• _MATERIALS PROVIDED_:
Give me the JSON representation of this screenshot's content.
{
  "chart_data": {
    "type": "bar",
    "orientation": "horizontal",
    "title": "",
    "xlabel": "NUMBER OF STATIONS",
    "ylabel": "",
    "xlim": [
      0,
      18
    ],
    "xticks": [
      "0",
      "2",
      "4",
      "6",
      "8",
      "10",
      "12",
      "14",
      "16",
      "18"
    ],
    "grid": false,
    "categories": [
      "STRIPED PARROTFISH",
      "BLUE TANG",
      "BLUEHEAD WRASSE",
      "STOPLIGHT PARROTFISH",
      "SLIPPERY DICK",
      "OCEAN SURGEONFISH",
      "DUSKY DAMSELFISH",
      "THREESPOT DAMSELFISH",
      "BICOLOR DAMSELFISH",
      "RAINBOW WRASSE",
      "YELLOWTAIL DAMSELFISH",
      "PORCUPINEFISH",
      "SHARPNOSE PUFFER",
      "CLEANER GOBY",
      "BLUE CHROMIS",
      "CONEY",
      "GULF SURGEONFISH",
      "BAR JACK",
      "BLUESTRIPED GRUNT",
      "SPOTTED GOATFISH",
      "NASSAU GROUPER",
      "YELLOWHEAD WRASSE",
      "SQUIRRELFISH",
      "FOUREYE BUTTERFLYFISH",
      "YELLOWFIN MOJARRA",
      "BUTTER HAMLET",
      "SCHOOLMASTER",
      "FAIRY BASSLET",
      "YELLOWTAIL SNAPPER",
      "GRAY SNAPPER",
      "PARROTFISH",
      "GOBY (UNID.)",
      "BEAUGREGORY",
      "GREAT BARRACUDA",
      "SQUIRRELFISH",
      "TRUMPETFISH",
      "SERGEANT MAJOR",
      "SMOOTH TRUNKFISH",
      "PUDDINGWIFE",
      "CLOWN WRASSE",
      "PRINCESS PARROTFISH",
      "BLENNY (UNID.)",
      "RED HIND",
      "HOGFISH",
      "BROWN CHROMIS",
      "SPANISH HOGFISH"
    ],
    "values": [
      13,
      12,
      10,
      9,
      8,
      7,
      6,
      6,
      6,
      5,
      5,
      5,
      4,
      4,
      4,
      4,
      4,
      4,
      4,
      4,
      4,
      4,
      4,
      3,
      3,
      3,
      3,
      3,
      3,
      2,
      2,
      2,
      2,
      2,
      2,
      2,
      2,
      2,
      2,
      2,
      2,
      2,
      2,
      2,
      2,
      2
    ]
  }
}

• _TASK GOAL_: Report every line containing the word "YELLOWTAIL" from the listing above.

• _TASK ANSWER_:
      "YELLOWTAIL DAMSELFISH",
      "YELLOWTAIL SNAPPER",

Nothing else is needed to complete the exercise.